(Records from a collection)

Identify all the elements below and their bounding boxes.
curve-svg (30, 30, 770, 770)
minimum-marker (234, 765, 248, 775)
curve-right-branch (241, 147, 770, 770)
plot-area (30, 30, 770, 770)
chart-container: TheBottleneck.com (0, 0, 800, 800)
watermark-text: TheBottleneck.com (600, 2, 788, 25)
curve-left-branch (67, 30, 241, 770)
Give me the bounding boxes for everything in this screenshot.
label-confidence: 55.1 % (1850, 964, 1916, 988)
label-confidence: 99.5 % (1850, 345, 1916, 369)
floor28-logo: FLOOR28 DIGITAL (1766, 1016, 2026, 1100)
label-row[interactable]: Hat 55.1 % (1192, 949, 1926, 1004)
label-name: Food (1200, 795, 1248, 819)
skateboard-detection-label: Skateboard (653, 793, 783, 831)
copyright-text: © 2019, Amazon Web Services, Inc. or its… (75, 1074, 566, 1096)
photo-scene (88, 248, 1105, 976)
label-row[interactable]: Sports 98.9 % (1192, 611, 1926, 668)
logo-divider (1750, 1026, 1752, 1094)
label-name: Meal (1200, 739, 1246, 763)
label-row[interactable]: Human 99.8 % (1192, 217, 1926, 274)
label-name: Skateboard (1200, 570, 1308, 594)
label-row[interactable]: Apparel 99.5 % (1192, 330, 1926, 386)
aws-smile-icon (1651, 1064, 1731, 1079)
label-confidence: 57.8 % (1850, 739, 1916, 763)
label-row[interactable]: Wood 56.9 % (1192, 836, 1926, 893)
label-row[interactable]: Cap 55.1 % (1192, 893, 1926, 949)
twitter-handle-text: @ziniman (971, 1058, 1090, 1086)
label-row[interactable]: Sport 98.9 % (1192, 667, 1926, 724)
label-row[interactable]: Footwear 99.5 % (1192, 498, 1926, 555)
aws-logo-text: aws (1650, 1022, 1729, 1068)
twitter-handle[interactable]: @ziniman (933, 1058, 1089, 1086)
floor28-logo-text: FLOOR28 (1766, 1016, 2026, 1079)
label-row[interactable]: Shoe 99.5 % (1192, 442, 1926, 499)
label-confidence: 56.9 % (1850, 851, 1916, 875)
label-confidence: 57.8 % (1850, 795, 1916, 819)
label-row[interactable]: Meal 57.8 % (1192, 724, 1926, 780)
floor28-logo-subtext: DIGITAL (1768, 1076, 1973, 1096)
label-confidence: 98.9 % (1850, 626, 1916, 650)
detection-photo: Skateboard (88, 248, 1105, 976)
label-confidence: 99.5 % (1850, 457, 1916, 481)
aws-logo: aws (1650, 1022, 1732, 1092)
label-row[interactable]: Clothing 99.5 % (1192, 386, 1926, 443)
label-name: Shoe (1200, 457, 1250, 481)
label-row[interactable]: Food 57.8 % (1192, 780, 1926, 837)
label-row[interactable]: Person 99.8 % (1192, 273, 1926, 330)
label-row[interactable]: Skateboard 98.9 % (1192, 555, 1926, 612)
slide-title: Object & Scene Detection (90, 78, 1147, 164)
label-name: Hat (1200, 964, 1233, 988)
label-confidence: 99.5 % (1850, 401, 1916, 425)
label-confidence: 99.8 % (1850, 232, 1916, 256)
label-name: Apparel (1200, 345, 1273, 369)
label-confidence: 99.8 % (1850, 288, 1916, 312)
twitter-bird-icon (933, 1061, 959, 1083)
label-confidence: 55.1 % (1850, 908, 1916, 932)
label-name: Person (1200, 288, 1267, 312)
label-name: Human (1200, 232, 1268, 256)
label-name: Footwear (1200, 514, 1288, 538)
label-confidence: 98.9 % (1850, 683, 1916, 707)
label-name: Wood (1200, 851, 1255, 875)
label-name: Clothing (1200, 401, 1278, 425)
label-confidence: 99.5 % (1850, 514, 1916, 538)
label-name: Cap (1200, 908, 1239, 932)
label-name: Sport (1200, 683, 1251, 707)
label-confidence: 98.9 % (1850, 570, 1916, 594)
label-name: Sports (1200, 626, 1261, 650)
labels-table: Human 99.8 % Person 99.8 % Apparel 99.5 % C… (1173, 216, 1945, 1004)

PROBLEM TO SOLVE:
Express each line of the entire listing above as a JSON list of strings, one string per line, and leave out any blank lines.

EXERCISE OUTPUT:
[
  "Identify all the elements below and their bounding boxes.",
  "curve-svg (30, 30, 770, 770)",
  "minimum-marker (234, 765, 248, 775)",
  "curve-right-branch (241, 147, 770, 770)",
  "plot-area (30, 30, 770, 770)",
  "chart-container: TheBottleneck.com (0, 0, 800, 800)",
  "watermark-text: TheBottleneck.com (600, 2, 788, 25)",
  "curve-left-branch (67, 30, 241, 770)",
  "Give me the bounding boxes for everything in this screenshot.",
  "label-confidence: 55.1 % (1850, 964, 1916, 988)",
  "label-confidence: 99.5 % (1850, 345, 1916, 369)",
  "floor28-logo: FLOOR28 DIGITAL (1766, 1016, 2026, 1100)",
  "label-row[interactable]: Hat 55.1 % (1192, 949, 1926, 1004)",
  "label-name: Food (1200, 795, 1248, 819)",
  "skateboard-detection-label: Skateboard (653, 793, 783, 831)",
  "copyright-text: © 2019, Amazon Web Services, Inc. or its… (75, 1074, 566, 1096)",
  "photo-scene (88, 248, 1105, 976)",
  "label-row[interactable]: Sports 98.9 % (1192, 611, 1926, 668)",
  "logo-divider (1750, 1026, 1752, 1094)",
  "label-name: Meal (1200, 739, 1246, 763)",
  "label-row[interactable]: Human 99.8 % (1192, 217, 1926, 274)",
  "label-name: Skateboard (1200, 570, 1308, 594)",
  "label-row[interactable]: Apparel 99.5 % (1192, 330, 1926, 386)",
  "aws-smile-icon (1651, 1064, 1731, 1079)",
  "label-confidence: 57.8 % (1850, 739, 1916, 763)",
  "label-row[interactable]: Wood 56.9 % (1192, 836, 1926, 893)",
  "label-row[interactable]: Cap 55.1 % (1192, 893, 1926, 949)",
  "twitter-handle-text: @ziniman (971, 1058, 1090, 1086)",
  "label-row[interactable]: Sport 98.9 % (1192, 667, 1926, 724)",
  "label-row[interactable]: Footwear 99.5 % (1192, 498, 1926, 555)",
  "aws-logo-text: aws (1650, 1022, 1729, 1068)",
  "twitter-handle[interactable]: @ziniman (933, 1058, 1089, 1086)",
  "floor28-logo-text: FLOOR28 (1766, 1016, 2026, 1079)",
  "label-row[interactable]: Shoe 99.5 % (1192, 442, 1926, 499)",
  "label-confidence: 56.9 % (1850, 851, 1916, 875)",
  "label-confidence: 57.8 % (1850, 795, 1916, 819)",
  "label-row[interactable]: Meal 57.8 % (1192, 724, 1926, 780)",
  "floor28-logo-subtext: DIGITAL (1768, 1076, 1973, 1096)",
  "label-confidence: 98.9 % (1850, 626, 1916, 650)",
  "detection-photo: Skateboard (88, 248, 1105, 976)",
  "label-confidence: 99.5 % (1850, 457, 1916, 481)",
  "aws-logo: aws (1650, 1022, 1732, 1092)",
  "label-row[interactable]: Clothing 99.5 % (1192, 386, 1926, 443)",
  "label-name: Shoe (1200, 457, 1250, 481)",
  "label-row[interactable]: Food 57.8 % (1192, 780, 1926, 837)",
  "label-row[interactable]: Person 99.8 % (1192, 273, 1926, 330)",
  "label-row[interactable]: Skateboard 98.9 % (1192, 555, 1926, 612)",
  "slide-title: Object & Scene Detection (90, 78, 1147, 164)",
  "label-name: Hat (1200, 964, 1233, 988)",
  "label-confidence: 99.5 % (1850, 401, 1916, 425)",
  "label-confidence: 99.8 % (1850, 232, 1916, 256)",
  "label-name: Apparel (1200, 345, 1273, 369)",
  "label-confidence: 99.8 % (1850, 288, 1916, 312)",
  "twitter-bird-icon (933, 1061, 959, 1083)",
  "label-confidence: 55.1 % (1850, 908, 1916, 932)",
  "label-name: Person (1200, 288, 1267, 312)",
  "label-name: Human (1200, 232, 1268, 256)",
  "label-name: Footwear (1200, 514, 1288, 538)",
  "label-confidence: 98.9 % (1850, 683, 1916, 707)",
  "label-name: Wood (1200, 851, 1255, 875)",
  "label-name: Clothing (1200, 401, 1278, 425)",
  "label-confidence: 99.5 % (1850, 514, 1916, 538)",
  "label-name: Cap (1200, 908, 1239, 932)",
  "label-name: Sport (1200, 683, 1251, 707)",
  "label-confidence: 98.9 % (1850, 570, 1916, 594)",
  "label-name: Sports (1200, 626, 1261, 650)",
  "labels-table: Human 99.8 % Person 99.8 % Apparel 99.5 % C… (1173, 216, 1945, 1004)"
]